* Given problem
Output the entries word for word. Omit images.

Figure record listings
□ □ □ □ □

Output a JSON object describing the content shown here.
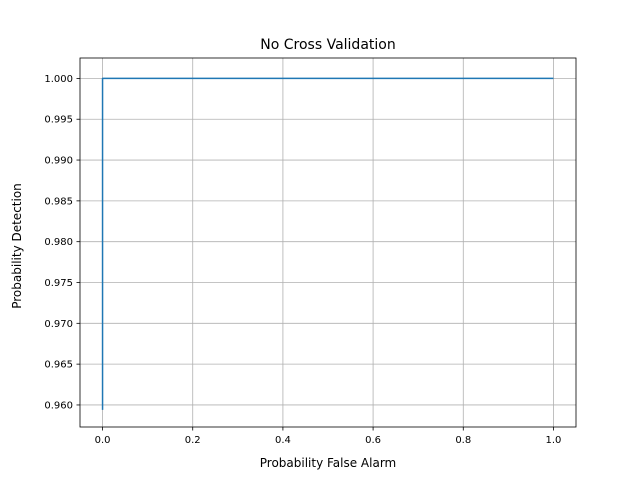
{
  "chart_data": {
    "type": "line",
    "title": "No Cross Validation",
    "xlabel": "Probability False Alarm",
    "ylabel": "Probability Detection",
    "xlim": [
      -0.05,
      1.05
    ],
    "ylim": [
      0.9573,
      1.0025
    ],
    "xticks": [
      0.0,
      0.2,
      0.4,
      0.6,
      0.8,
      1.0
    ],
    "xtick_labels": [
      "0.0",
      "0.2",
      "0.4",
      "0.6",
      "0.8",
      "1.0"
    ],
    "yticks": [
      0.96,
      0.965,
      0.97,
      0.975,
      0.98,
      0.985,
      0.99,
      0.995,
      1.0
    ],
    "ytick_labels": [
      "0.960",
      "0.965",
      "0.970",
      "0.975",
      "0.980",
      "0.985",
      "0.990",
      "0.995",
      "1.000"
    ],
    "grid": true,
    "series": [
      {
        "color": "#1f77b4",
        "x": [
          0.0,
          0.0,
          1.0
        ],
        "y": [
          0.9594,
          1.0,
          1.0
        ]
      }
    ]
  }
}
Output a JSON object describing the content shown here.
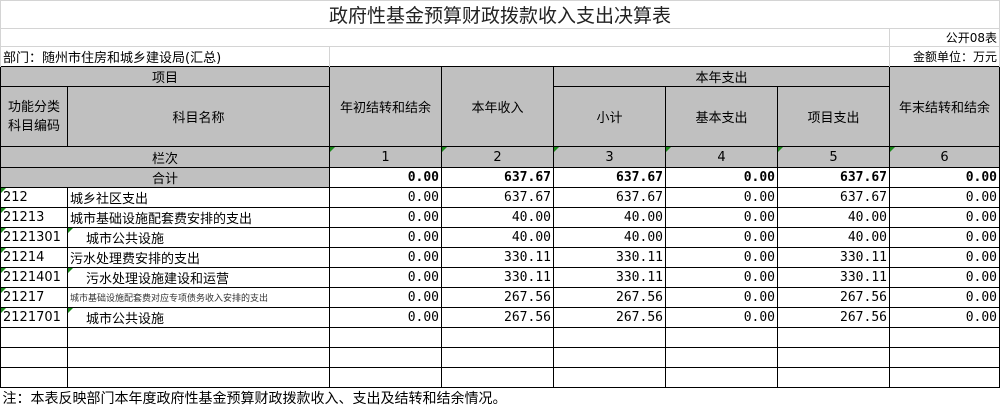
{
  "title": "政府性基金预算财政拨款收入支出决算表",
  "form_no": "公开08表",
  "department": "部门：随州市住房和城乡建设局(汇总)",
  "unit": "金额单位：万元",
  "headers": {
    "item": "项目",
    "code": "功能分类科目编码",
    "name": "科目名称",
    "begin_balance": "年初结转和结余",
    "income": "本年收入",
    "expense_group": "本年支出",
    "subtotal": "小计",
    "basic": "基本支出",
    "project": "项目支出",
    "end_balance": "年末结转和结余"
  },
  "column_index_label": "栏次",
  "column_index": [
    "1",
    "2",
    "3",
    "4",
    "5",
    "6"
  ],
  "total": {
    "label": "合计",
    "values": [
      "0.00",
      "637.67",
      "637.67",
      "0.00",
      "637.67",
      "0.00"
    ]
  },
  "rows": [
    {
      "code": "212",
      "name": "城乡社区支出",
      "indent": false,
      "small": false,
      "values": [
        "0.00",
        "637.67",
        "637.67",
        "0.00",
        "637.67",
        "0.00"
      ]
    },
    {
      "code": "21213",
      "name": "城市基础设施配套费安排的支出",
      "indent": false,
      "small": false,
      "values": [
        "0.00",
        "40.00",
        "40.00",
        "0.00",
        "40.00",
        "0.00"
      ]
    },
    {
      "code": "2121301",
      "name": "城市公共设施",
      "indent": true,
      "small": false,
      "values": [
        "0.00",
        "40.00",
        "40.00",
        "0.00",
        "40.00",
        "0.00"
      ]
    },
    {
      "code": "21214",
      "name": "污水处理费安排的支出",
      "indent": false,
      "small": false,
      "values": [
        "0.00",
        "330.11",
        "330.11",
        "0.00",
        "330.11",
        "0.00"
      ]
    },
    {
      "code": "2121401",
      "name": "污水处理设施建设和运营",
      "indent": true,
      "small": false,
      "values": [
        "0.00",
        "330.11",
        "330.11",
        "0.00",
        "330.11",
        "0.00"
      ]
    },
    {
      "code": "21217",
      "name": "城市基础设施配套费对应专项债务收入安排的支出",
      "indent": false,
      "small": true,
      "values": [
        "0.00",
        "267.56",
        "267.56",
        "0.00",
        "267.56",
        "0.00"
      ]
    },
    {
      "code": "2121701",
      "name": "城市公共设施",
      "indent": true,
      "small": false,
      "values": [
        "0.00",
        "267.56",
        "267.56",
        "0.00",
        "267.56",
        "0.00"
      ]
    }
  ],
  "empty_rows": 3,
  "note": "注：本表反映部门本年度政府性基金预算财政拨款收入、支出及结转和结余情况。",
  "colors": {
    "header_bg": "#c0c0c0",
    "marker": "#1a8a1a"
  }
}
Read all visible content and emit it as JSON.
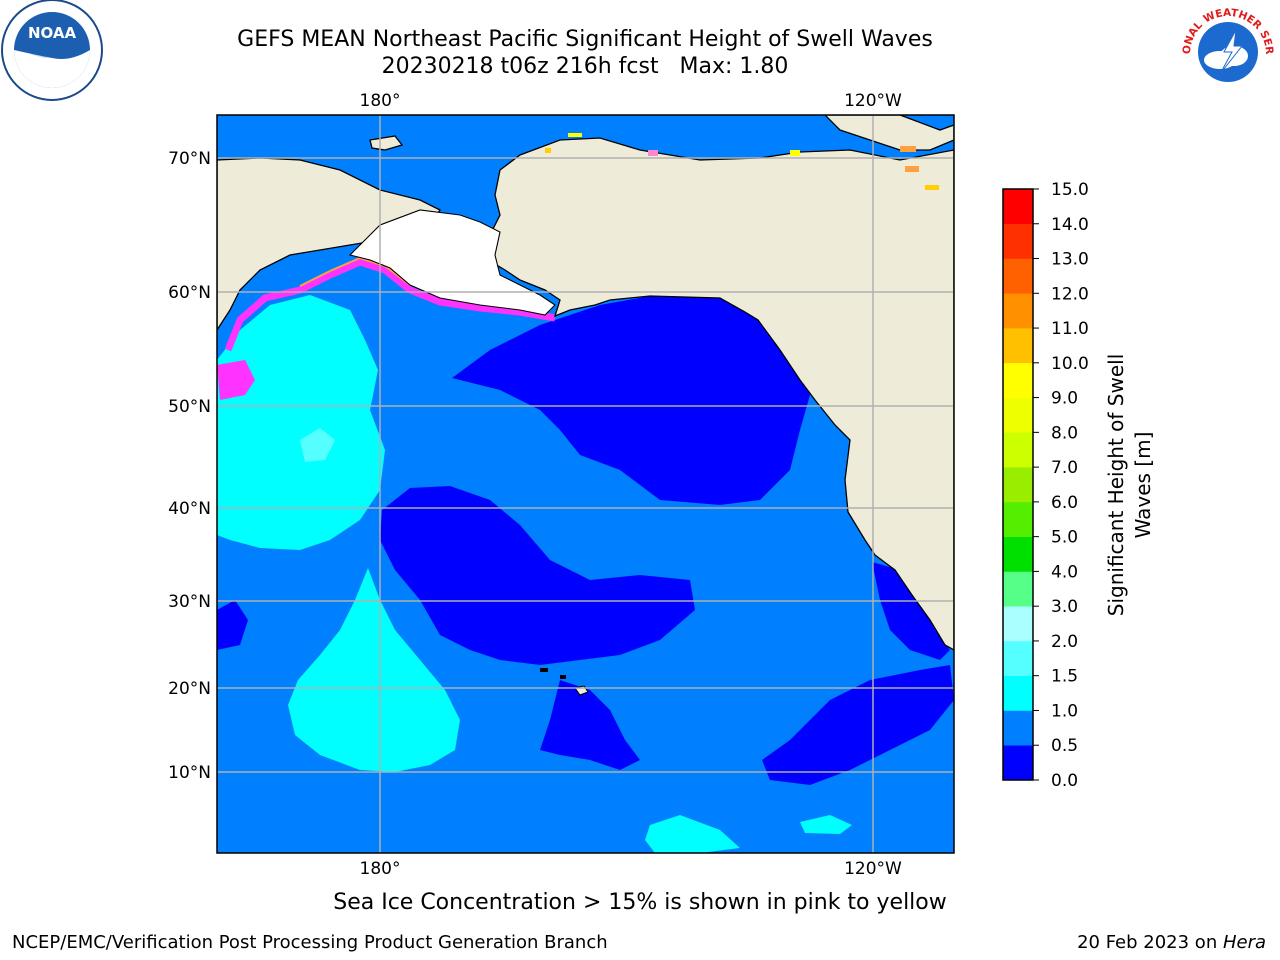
{
  "header": {
    "title_line1": "GEFS MEAN Northeast Pacific Significant Height of Swell Waves",
    "title_line2": "20230218 t06z 216h fcst   Max: 1.80"
  },
  "logos": {
    "left": "NOAA",
    "right": "NATIONAL WEATHER SERVICE",
    "left_icon": "noaa-logo-icon",
    "right_icon": "nws-logo-icon"
  },
  "map": {
    "lon_labels": [
      "180°",
      "120°W"
    ],
    "lat_labels": [
      "70°N",
      "60°N",
      "50°N",
      "40°N",
      "30°N",
      "20°N",
      "10°N"
    ],
    "colors": {
      "land": "#eeecd9",
      "ocean_low": "#0000ff",
      "ocean_mid": "#0080ff",
      "ocean_cyan": "#00ffff",
      "ocean_light": "#55ffff",
      "ice_pink": "#ff33ff",
      "ice_orange": "#ffa040",
      "ice_yellow": "#ffff00",
      "grid": "#b0b0b0"
    }
  },
  "colorbar": {
    "ticks": [
      "0.0",
      "0.5",
      "1.0",
      "1.5",
      "2.0",
      "3.0",
      "4.0",
      "5.0",
      "6.0",
      "7.0",
      "8.0",
      "9.0",
      "10.0",
      "11.0",
      "12.0",
      "13.0",
      "14.0",
      "15.0"
    ],
    "colors": [
      "#0000ff",
      "#0080ff",
      "#00ffff",
      "#55ffff",
      "#aaffff",
      "#55ff88",
      "#00e000",
      "#55ee00",
      "#99ee00",
      "#ccff00",
      "#eeff00",
      "#ffff00",
      "#ffc000",
      "#ff9000",
      "#ff6000",
      "#ff3000",
      "#ff0000"
    ],
    "label_line1": "Significant Height of Swell",
    "label_line2": "Waves [m]"
  },
  "footer": {
    "note": "Sea Ice Concentration > 15% is shown in pink to yellow",
    "left": "NCEP/EMC/Verification Post Processing Product Generation Branch",
    "right_date": "20 Feb 2023 on ",
    "right_host": "Hera"
  }
}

□ □ □ □ □

* Output of the exercise
Output a JSON object describing the content shown here.
{
  "chart_data": {
    "type": "line",
    "title": "No Cross Validation",
    "xlabel": "Probability False Alarm",
    "ylabel": "Probability Detection",
    "xlim": [
      -0.05,
      1.05
    ],
    "ylim": [
      0.9573,
      1.0025
    ],
    "xticks": [
      0.0,
      0.2,
      0.4,
      0.6,
      0.8,
      1.0
    ],
    "xtick_labels": [
      "0.0",
      "0.2",
      "0.4",
      "0.6",
      "0.8",
      "1.0"
    ],
    "yticks": [
      0.96,
      0.965,
      0.97,
      0.975,
      0.98,
      0.985,
      0.99,
      0.995,
      1.0
    ],
    "ytick_labels": [
      "0.960",
      "0.965",
      "0.970",
      "0.975",
      "0.980",
      "0.985",
      "0.990",
      "0.995",
      "1.000"
    ],
    "grid": true,
    "series": [
      {
        "color": "#1f77b4",
        "x": [
          0.0,
          0.0,
          1.0
        ],
        "y": [
          0.9594,
          1.0,
          1.0
        ]
      }
    ]
  }
}
Output a JSON object describing the content shown here.
{
  "title": "政府性基金预算财政拨款收入支出决算表",
  "form_no": "公开08表",
  "department": "部门：随州市住房和城乡建设局(汇总)",
  "unit": "金额单位：万元",
  "headers": {
    "item": "项目",
    "code": "功能分类科目编码",
    "name": "科目名称",
    "begin_balance": "年初结转和结余",
    "income": "本年收入",
    "expense_group": "本年支出",
    "subtotal": "小计",
    "basic": "基本支出",
    "project": "项目支出",
    "end_balance": "年末结转和结余"
  },
  "column_index_label": "栏次",
  "column_index": [
    "1",
    "2",
    "3",
    "4",
    "5",
    "6"
  ],
  "total": {
    "label": "合计",
    "values": [
      "0.00",
      "637.67",
      "637.67",
      "0.00",
      "637.67",
      "0.00"
    ]
  },
  "rows": [
    {
      "code": "212",
      "name": "城乡社区支出",
      "indent": false,
      "small": false,
      "values": [
        "0.00",
        "637.67",
        "637.67",
        "0.00",
        "637.67",
        "0.00"
      ]
    },
    {
      "code": "21213",
      "name": "城市基础设施配套费安排的支出",
      "indent": false,
      "small": false,
      "values": [
        "0.00",
        "40.00",
        "40.00",
        "0.00",
        "40.00",
        "0.00"
      ]
    },
    {
      "code": "2121301",
      "name": "城市公共设施",
      "indent": true,
      "small": false,
      "values": [
        "0.00",
        "40.00",
        "40.00",
        "0.00",
        "40.00",
        "0.00"
      ]
    },
    {
      "code": "21214",
      "name": "污水处理费安排的支出",
      "indent": false,
      "small": false,
      "values": [
        "0.00",
        "330.11",
        "330.11",
        "0.00",
        "330.11",
        "0.00"
      ]
    },
    {
      "code": "2121401",
      "name": "污水处理设施建设和运营",
      "indent": true,
      "small": false,
      "values": [
        "0.00",
        "330.11",
        "330.11",
        "0.00",
        "330.11",
        "0.00"
      ]
    },
    {
      "code": "21217",
      "name": "城市基础设施配套费对应专项债务收入安排的支出",
      "indent": false,
      "small": true,
      "values": [
        "0.00",
        "267.56",
        "267.56",
        "0.00",
        "267.56",
        "0.00"
      ]
    },
    {
      "code": "2121701",
      "name": "城市公共设施",
      "indent": true,
      "small": false,
      "values": [
        "0.00",
        "267.56",
        "267.56",
        "0.00",
        "267.56",
        "0.00"
      ]
    }
  ],
  "empty_rows": 3,
  "note": "注：本表反映部门本年度政府性基金预算财政拨款收入、支出及结转和结余情况。",
  "colors": {
    "header_bg": "#c0c0c0",
    "marker": "#1a8a1a"
  }
}
Read all visible content and emit it as JSON.
{
  "header": {
    "title_line1": "GEFS MEAN Northeast Pacific Significant Height of Swell Waves",
    "title_line2": "20230218 t06z 216h fcst   Max: 1.80"
  },
  "logos": {
    "left": "NOAA",
    "right": "NATIONAL WEATHER SERVICE",
    "left_icon": "noaa-logo-icon",
    "right_icon": "nws-logo-icon"
  },
  "map": {
    "lon_labels": [
      "180°",
      "120°W"
    ],
    "lat_labels": [
      "70°N",
      "60°N",
      "50°N",
      "40°N",
      "30°N",
      "20°N",
      "10°N"
    ],
    "colors": {
      "land": "#eeecd9",
      "ocean_low": "#0000ff",
      "ocean_mid": "#0080ff",
      "ocean_cyan": "#00ffff",
      "ocean_light": "#55ffff",
      "ice_pink": "#ff33ff",
      "ice_orange": "#ffa040",
      "ice_yellow": "#ffff00",
      "grid": "#b0b0b0"
    }
  },
  "colorbar": {
    "ticks": [
      "0.0",
      "0.5",
      "1.0",
      "1.5",
      "2.0",
      "3.0",
      "4.0",
      "5.0",
      "6.0",
      "7.0",
      "8.0",
      "9.0",
      "10.0",
      "11.0",
      "12.0",
      "13.0",
      "14.0",
      "15.0"
    ],
    "colors": [
      "#0000ff",
      "#0080ff",
      "#00ffff",
      "#55ffff",
      "#aaffff",
      "#55ff88",
      "#00e000",
      "#55ee00",
      "#99ee00",
      "#ccff00",
      "#eeff00",
      "#ffff00",
      "#ffc000",
      "#ff9000",
      "#ff6000",
      "#ff3000",
      "#ff0000"
    ],
    "label_line1": "Significant Height of Swell",
    "label_line2": "Waves [m]"
  },
  "footer": {
    "note": "Sea Ice Concentration > 15% is shown in pink to yellow",
    "left": "NCEP/EMC/Verification Post Processing Product Generation Branch",
    "right_date": "20 Feb 2023 on ",
    "right_host": "Hera"
  }
}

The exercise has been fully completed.